▸ **TASK BRIEF**
Transcribe the listing exactly, leaving out every picture.

▸ **SUPPLIED RECORDS**
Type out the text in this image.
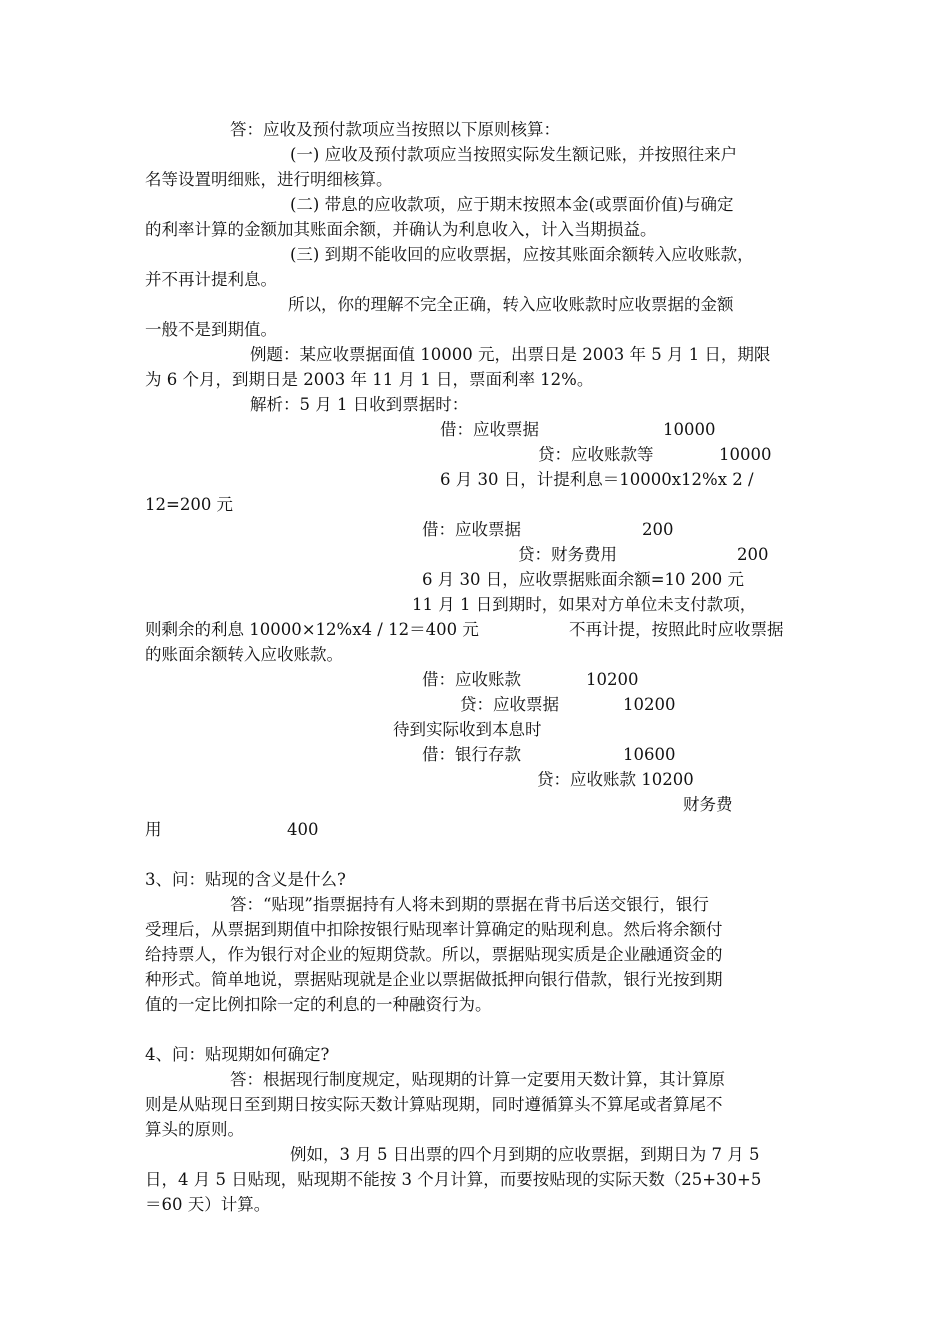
答：应收及预付款项应当按照以下原则核算：
(一) 应收及预付款项应当按照实际发生额记账，并按照往来户
名等设置明细账，进行明细核算。
(二) 带息的应收款项，应于期末按照本金(或票面价值)与确定
的利率计算的金额加其账面余额，并确认为利息收入，计入当期损益。
(三) 到期不能收回的应收票据，应按其账面余额转入应收账款，
并不再计提利息。
所以，你的理解不完全正确，转入应收账款时应收票据的金额
一般不是到期值。
例题：某应收票据面值 10000 元，出票日是 2003 年 5 月 1 日，期限
为 6 个月，到期日是 2003 年 11 月 1 日，票面利率 12%。
解析：5 月 1 日收到票据时：
借：应收票据	10000
贷：应收账款等	10000
6 月 30 日，计提利息＝10000x12%x 2 /
12=200 元
借：应收票据	200
贷：财务费用	200
6 月 30 日，应收票据账面余额=10 200 元
11 月 1 日到期时，如果对方单位未支付款项，
则剩余的利息 10000×12%x4 / 12＝400 元	不再计提，按照此时应收票据
的账面余额转入应收账款。
借：应收账款	10200
贷：应收票据	10200
待到实际收到本息时
借：银行存款	10600
贷：应收账款 10200
财务费
用	400
3、问：贴现的含义是什么?
答：“贴现”指票据持有人将未到期的票据在背书后送交银行，银行
受理后，从票据到期值中扣除按银行贴现率计算确定的贴现利息。然后将余额付
给持票人，作为银行对企业的短期贷款。所以，票据贴现实质是企业融通资金的
种形式。简单地说，票据贴现就是企业以票据做抵押向银行借款，银行光按到期
值的一定比例扣除一定的利息的一种融资行为。
4、问：贴现期如何确定?
答：根据现行制度规定，贴现期的计算一定要用天数计算，其计算原
则是从贴现日至到期日按实际天数计算贴现期，同时遵循算头不算尾或者算尾不
算头的原则。
例如，3 月 5 日出票的四个月到期的应收票据，到期日为 7 月 5
日，4 月 5 日贴现，贴现期不能按 3 个月计算，而要按贴现的实际天数（25+30+5
＝60 天）计算。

▸ **SOLUTION FOR THIS EXERCISE**
Type out the text in this image.
答：应收及预付款项应当按照以下原则核算：
(一) 应收及预付款项应当按照实际发生额记账，并按照往来户
名等设置明细账，进行明细核算。
(二) 带息的应收款项，应于期末按照本金(或票面价值)与确定
的利率计算的金额加其账面余额，并确认为利息收入，计入当期损益。
(三) 到期不能收回的应收票据，应按其账面余额转入应收账款，
并不再计提利息。
所以，你的理解不完全正确，转入应收账款时应收票据的金额
一般不是到期值。
例题：某应收票据面值 10000 元，出票日是 2003 年 5 月 1 日，期限
为 6 个月，到期日是 2003 年 11 月 1 日，票面利率 12%。
解析：5 月 1 日收到票据时：
借：应收票据	10000
贷：应收账款等	10000
6 月 30 日，计提利息＝10000x12%x 2 /
12=200 元
借：应收票据	200
贷：财务费用	200
6 月 30 日，应收票据账面余额=10 200 元
11 月 1 日到期时，如果对方单位未支付款项，
则剩余的利息 10000×12%x4 / 12＝400 元	不再计提，按照此时应收票据
的账面余额转入应收账款。
借：应收账款	10200
贷：应收票据	10200
待到实际收到本息时
借：银行存款	10600
贷：应收账款 10200
财务费
用	400
3、问：贴现的含义是什么?
答：“贴现”指票据持有人将未到期的票据在背书后送交银行，银行
受理后，从票据到期值中扣除按银行贴现率计算确定的贴现利息。然后将余额付
给持票人，作为银行对企业的短期贷款。所以，票据贴现实质是企业融通资金的
种形式。简单地说，票据贴现就是企业以票据做抵押向银行借款，银行光按到期
值的一定比例扣除一定的利息的一种融资行为。
4、问：贴现期如何确定?
答：根据现行制度规定，贴现期的计算一定要用天数计算，其计算原
则是从贴现日至到期日按实际天数计算贴现期，同时遵循算头不算尾或者算尾不
算头的原则。
例如，3 月 5 日出票的四个月到期的应收票据，到期日为 7 月 5
日，4 月 5 日贴现，贴现期不能按 3 个月计算，而要按贴现的实际天数（25+30+5
＝60 天）计算。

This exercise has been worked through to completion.